What you should do:
Search the data for the string "促班风班貌" and gather each line it is in.

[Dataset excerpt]
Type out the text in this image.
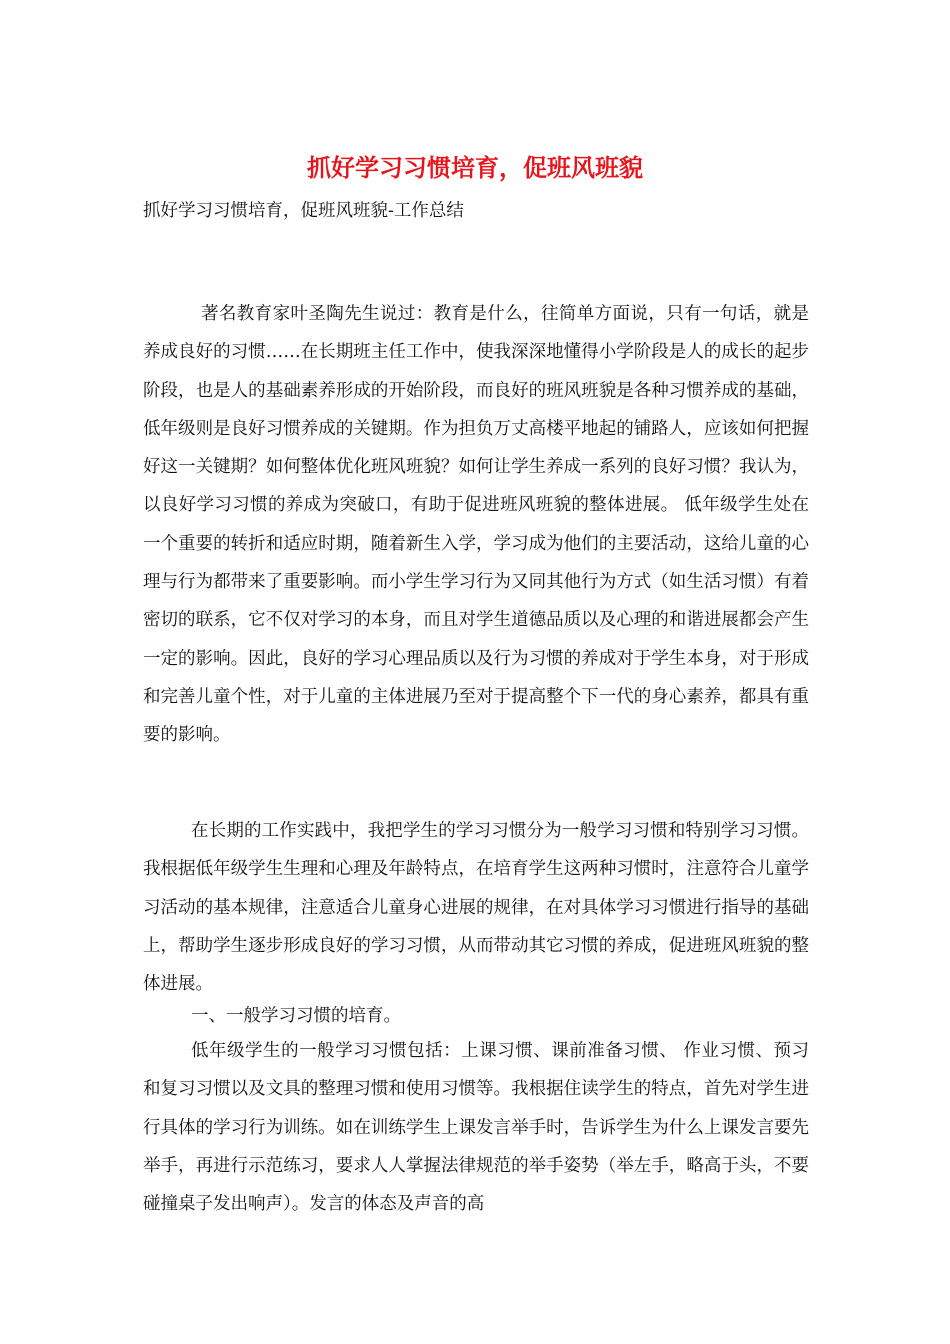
抓好学习习惯培育，促班风班貌
抓好学习习惯培育，促班风班貌-工作总结

著名教育家叶圣陶先生说过：教育是什么，往简单方面说，只有一句话，就是养成良好的习惯……在长期班主任工作中，使我深深地懂得小学阶段是人的成长的起步阶段，也是人的基础素养形成的开始阶段，而良好的班风班貌是各种习惯养成的基础，低年级则是良好习惯养成的关键期。作为担负万丈高楼平地起的铺路人，应该如何把握好这一关键期？如何整体优化班风班貌？如何让学生养成一系列的良好习惯？我认为，以良好学习习惯的养成为突破口，有助于促进班风班貌的整体进展。 低年级学生处在一个重要的转折和适应时期，随着新生入学，学习成为他们的主要活动，这给儿童的心理与行为都带来了重要影响。而小学生学习行为又同其他行为方式（如生活习惯）有着密切的联系，它不仅对学习的本身，而且对学生道德品质以及心理的和谐进展都会产生一定的影响。因此，良好的学习心理品质以及行为习惯的养成对于学生本身，对于形成和完善儿童个性，对于儿童的主体进展乃至对于提高整个下一代的身心素养，都具有重要的影响。

在长期的工作实践中，我把学生的学习习惯分为一般学习习惯和特别学习习惯。我根据低年级学生生理和心理及年龄特点，在培育学生这两种习惯时，注意符合儿童学习活动的基本规律，注意适合儿童身心进展的规律，在对具体学习习惯进行指导的基础上，帮助学生逐步形成良好的学习习惯，从而带动其它习惯的养成，促进班风班貌的整体进展。

一、一般学习习惯的培育。

低年级学生的一般学习习惯包括：上课习惯、课前准备习惯、 作业习惯、预习和复习习惯以及文具的整理习惯和使用习惯等。我根据住读学生的特点，首先对学生进行具体的学习行为训练。如在训练学生上课发言举手时，告诉学生为什么上课发言要先举手，再进行示范练习，要求人人掌握法律规范的举手姿势（举左手，略高于头，不要碰撞桌子发出响声）。发言的体态及声音的高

Written solution:
抓好学习习惯培育，促班风班貌
抓好学习习惯培育，促班风班貌-工作总结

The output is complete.